§ **TASK BRIEF**
Scan the entries below and count the lines holding the string "true". Supply only the number.

§ **LISTED ENTRIES**
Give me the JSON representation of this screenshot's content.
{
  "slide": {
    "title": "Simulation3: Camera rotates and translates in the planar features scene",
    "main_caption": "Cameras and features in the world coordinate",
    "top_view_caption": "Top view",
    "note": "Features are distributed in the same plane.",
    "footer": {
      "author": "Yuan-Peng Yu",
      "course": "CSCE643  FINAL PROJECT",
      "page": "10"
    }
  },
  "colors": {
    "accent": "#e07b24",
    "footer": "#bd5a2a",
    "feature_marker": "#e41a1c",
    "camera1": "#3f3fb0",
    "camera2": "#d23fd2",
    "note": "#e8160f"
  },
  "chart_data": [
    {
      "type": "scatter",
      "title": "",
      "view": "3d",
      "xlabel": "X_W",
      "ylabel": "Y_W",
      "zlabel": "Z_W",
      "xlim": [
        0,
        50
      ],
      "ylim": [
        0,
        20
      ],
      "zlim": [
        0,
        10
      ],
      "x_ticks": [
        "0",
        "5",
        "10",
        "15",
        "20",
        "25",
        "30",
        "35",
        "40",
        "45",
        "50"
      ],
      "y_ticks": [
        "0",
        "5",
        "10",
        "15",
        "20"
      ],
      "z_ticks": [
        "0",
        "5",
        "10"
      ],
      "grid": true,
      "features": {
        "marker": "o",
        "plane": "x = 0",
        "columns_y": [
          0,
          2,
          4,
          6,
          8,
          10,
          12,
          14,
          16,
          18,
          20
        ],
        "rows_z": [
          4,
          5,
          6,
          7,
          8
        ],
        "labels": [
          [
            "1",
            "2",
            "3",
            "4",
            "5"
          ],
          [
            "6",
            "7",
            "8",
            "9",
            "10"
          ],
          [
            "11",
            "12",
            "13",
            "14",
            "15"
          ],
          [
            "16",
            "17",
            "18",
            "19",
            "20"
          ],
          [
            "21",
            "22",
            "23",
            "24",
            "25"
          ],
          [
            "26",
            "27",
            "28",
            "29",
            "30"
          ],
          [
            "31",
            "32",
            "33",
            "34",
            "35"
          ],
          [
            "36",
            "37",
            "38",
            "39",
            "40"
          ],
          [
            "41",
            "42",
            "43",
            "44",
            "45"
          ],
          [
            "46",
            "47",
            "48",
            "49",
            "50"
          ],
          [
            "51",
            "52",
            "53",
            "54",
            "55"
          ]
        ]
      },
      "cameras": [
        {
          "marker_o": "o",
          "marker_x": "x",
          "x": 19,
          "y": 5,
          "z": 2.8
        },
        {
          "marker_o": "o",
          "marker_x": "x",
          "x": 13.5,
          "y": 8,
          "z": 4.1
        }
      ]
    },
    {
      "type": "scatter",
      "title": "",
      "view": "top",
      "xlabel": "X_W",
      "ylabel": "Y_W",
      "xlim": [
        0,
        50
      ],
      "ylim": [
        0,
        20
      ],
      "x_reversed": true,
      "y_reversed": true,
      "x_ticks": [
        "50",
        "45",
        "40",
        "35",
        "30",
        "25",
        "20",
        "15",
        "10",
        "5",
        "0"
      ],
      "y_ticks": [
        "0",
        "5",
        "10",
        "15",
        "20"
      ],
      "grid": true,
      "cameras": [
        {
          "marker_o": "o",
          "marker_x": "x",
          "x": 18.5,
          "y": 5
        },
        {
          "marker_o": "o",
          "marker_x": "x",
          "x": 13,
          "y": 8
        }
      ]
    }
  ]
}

§ **TASK SOLUTION**
4